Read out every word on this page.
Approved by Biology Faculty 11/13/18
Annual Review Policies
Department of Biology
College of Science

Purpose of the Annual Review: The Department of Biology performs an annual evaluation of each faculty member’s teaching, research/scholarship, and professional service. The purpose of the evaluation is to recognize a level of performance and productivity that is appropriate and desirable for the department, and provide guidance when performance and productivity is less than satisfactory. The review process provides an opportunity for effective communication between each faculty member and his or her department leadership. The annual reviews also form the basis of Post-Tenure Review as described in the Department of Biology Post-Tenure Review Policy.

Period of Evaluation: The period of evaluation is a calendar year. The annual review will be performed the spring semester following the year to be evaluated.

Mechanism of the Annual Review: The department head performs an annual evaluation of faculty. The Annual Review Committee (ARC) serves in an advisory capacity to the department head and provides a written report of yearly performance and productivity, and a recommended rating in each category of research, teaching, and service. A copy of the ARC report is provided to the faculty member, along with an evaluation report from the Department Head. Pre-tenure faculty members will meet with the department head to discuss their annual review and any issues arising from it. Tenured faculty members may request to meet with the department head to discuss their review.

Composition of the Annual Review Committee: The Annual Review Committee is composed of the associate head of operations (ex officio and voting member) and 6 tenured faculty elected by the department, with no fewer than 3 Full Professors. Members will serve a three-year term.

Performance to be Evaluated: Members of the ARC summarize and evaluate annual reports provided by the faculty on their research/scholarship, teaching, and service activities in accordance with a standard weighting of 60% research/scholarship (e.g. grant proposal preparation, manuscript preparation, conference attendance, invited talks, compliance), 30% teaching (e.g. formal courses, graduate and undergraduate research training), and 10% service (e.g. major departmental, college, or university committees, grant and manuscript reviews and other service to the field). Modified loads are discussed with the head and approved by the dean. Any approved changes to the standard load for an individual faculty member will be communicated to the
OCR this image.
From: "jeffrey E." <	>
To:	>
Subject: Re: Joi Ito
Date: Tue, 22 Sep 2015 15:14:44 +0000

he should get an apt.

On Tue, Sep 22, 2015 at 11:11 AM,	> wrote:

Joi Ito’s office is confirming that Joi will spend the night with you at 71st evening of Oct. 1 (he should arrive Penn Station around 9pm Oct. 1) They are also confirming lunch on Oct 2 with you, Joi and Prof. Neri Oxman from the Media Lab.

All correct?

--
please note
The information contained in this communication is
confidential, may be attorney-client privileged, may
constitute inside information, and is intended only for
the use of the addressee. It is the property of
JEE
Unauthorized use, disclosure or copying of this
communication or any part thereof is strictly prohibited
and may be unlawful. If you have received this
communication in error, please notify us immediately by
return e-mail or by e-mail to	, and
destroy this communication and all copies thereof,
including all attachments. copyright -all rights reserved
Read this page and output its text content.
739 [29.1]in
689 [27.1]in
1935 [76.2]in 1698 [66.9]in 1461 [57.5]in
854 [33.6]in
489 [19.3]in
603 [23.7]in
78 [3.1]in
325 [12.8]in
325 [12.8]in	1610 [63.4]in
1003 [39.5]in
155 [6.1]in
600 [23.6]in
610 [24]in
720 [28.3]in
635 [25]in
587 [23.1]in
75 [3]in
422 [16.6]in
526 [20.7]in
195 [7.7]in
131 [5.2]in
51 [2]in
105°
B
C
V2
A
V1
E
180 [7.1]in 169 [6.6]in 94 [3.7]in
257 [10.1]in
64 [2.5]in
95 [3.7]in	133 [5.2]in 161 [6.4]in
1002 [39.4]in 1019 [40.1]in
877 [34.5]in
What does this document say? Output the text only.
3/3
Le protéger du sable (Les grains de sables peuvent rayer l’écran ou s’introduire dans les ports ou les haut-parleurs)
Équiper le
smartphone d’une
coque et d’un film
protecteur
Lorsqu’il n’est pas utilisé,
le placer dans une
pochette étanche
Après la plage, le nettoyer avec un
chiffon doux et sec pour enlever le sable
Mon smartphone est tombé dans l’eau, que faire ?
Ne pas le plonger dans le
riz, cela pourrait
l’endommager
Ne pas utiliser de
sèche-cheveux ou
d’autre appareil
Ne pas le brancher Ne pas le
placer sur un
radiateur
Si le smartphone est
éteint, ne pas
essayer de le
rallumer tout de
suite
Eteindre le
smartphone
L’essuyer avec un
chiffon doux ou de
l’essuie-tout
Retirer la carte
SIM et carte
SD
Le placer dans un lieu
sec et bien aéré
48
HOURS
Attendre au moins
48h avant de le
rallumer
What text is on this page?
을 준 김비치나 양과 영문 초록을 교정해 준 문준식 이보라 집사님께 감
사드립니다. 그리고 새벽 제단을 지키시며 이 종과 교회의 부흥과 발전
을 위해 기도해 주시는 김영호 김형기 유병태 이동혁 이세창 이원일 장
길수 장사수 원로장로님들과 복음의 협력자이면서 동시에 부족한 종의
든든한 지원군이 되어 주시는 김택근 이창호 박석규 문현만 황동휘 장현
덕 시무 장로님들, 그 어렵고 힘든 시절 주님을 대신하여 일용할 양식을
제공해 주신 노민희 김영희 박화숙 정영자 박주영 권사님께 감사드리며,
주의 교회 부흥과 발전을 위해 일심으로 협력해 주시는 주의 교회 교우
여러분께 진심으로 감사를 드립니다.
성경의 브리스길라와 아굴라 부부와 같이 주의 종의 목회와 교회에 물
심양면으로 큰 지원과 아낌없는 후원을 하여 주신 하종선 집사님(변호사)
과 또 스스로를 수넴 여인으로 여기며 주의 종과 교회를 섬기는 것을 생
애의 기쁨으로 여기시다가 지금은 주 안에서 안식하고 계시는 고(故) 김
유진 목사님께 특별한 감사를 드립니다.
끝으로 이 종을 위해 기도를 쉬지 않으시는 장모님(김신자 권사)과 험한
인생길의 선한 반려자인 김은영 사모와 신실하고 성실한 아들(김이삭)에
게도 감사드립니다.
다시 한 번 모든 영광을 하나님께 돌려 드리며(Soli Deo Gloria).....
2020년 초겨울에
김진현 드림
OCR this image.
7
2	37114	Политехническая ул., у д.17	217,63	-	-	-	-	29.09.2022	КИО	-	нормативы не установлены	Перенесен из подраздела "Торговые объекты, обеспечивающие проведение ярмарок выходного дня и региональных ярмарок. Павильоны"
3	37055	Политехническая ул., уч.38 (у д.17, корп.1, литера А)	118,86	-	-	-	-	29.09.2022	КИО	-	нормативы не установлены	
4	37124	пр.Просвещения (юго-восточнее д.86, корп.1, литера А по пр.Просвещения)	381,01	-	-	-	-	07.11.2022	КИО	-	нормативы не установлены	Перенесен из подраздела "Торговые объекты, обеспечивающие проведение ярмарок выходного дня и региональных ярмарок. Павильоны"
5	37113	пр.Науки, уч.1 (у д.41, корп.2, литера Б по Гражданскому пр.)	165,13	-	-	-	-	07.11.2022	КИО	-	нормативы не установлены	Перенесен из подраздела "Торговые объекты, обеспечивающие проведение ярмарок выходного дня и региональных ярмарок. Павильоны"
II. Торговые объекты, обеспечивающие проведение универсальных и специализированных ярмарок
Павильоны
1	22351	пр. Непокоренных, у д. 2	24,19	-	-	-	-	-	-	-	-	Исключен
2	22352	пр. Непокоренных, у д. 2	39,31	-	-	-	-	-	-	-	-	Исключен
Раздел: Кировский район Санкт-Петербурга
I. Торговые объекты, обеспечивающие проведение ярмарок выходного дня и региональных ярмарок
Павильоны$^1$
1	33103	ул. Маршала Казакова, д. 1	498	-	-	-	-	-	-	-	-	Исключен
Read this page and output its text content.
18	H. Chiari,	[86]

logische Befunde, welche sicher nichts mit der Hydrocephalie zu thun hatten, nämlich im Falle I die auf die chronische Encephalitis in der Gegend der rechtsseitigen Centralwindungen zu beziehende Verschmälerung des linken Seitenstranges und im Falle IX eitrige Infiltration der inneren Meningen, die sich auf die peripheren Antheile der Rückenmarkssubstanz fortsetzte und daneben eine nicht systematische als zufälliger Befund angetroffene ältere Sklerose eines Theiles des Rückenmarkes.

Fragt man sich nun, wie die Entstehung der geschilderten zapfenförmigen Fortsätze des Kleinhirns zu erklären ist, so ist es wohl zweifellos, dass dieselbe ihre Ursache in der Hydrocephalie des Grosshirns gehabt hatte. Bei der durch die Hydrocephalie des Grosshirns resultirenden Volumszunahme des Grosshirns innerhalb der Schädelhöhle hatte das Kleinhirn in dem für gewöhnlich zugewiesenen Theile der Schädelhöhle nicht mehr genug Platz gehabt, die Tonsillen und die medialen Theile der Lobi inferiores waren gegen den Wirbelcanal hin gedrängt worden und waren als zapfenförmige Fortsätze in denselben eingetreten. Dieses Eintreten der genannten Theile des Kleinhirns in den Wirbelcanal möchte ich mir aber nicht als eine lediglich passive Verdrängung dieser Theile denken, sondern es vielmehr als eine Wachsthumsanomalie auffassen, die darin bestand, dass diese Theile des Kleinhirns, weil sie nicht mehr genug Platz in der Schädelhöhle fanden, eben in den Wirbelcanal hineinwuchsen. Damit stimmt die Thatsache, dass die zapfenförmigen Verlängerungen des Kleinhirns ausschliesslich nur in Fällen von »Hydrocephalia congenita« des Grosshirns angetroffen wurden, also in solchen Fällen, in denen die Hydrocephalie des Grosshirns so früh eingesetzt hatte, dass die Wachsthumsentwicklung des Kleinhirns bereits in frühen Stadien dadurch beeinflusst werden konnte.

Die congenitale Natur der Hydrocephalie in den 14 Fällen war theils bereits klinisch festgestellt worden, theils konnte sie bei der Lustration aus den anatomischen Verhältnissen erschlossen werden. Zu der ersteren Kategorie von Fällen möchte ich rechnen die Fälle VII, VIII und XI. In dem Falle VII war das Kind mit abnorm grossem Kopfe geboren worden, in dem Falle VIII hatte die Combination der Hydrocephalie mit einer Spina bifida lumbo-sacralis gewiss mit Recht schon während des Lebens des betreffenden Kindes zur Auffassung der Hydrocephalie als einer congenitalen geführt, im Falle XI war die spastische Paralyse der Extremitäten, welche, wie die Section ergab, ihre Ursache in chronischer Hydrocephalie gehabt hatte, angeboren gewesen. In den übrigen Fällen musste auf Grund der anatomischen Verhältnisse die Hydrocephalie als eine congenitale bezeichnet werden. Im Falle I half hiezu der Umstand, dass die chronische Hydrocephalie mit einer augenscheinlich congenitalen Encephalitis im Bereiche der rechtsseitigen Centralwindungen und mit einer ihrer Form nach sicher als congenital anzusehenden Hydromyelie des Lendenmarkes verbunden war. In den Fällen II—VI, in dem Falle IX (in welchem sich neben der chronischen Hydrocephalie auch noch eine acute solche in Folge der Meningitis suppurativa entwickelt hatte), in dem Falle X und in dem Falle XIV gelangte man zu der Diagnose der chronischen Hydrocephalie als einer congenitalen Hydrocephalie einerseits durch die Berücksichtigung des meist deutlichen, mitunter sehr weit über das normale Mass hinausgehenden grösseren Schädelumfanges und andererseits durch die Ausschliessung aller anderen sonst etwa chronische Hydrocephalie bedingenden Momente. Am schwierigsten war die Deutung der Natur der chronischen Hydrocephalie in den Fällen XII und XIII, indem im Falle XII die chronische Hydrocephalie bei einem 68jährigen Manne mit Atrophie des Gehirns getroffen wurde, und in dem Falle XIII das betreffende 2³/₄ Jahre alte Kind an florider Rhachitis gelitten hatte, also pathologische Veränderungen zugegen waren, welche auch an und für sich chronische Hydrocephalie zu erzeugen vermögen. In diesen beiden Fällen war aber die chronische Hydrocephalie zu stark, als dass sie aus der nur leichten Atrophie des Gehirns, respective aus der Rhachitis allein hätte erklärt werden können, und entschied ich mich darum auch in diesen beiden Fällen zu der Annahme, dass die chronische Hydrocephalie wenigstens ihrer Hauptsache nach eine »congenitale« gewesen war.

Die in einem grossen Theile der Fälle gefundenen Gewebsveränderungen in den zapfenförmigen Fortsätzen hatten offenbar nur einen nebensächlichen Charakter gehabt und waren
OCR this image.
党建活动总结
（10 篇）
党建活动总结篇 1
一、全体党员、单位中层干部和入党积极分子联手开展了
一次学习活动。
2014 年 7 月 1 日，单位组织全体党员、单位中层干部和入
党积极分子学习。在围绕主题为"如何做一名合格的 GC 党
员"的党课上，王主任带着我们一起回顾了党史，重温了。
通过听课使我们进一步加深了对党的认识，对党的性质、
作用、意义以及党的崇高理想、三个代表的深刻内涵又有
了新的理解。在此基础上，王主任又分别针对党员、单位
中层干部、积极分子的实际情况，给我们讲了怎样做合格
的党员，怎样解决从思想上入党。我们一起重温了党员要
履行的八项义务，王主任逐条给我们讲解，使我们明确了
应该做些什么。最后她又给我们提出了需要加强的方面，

# # #

**Stated problem**:
From the records above, copy every line that holds the word "Перенесен".

**Answer for this exercise**:
2	37114	Политехническая ул., у д.17	217,63	-	-	-	-	29.09.2022	КИО	-	нормативы не установлены	Перенесен из подраздела "Торговые объекты, обеспечивающие проведение ярмарок выходного дня и региональных ярмарок. Павильоны"
4	37124	пр.Просвещения (юго-восточнее д.86, корп.1, литера А по пр.Просвещения)	381,01	-	-	-	-	07.11.2022	КИО	-	нормативы не установлены	Перенесен из подраздела "Торговые объекты, обеспечивающие проведение ярмарок выходного дня и региональных ярмарок. Павильоны"
5	37113	пр.Науки, уч.1 (у д.41, корп.2, литера Б по Гражданскому пр.)	165,13	-	-	-	-	07.11.2022	КИО	-	нормативы не установлены	Перенесен из подраздела "Торговые объекты, обеспечивающие проведение ярмарок выходного дня и региональных ярмарок. Павильоны"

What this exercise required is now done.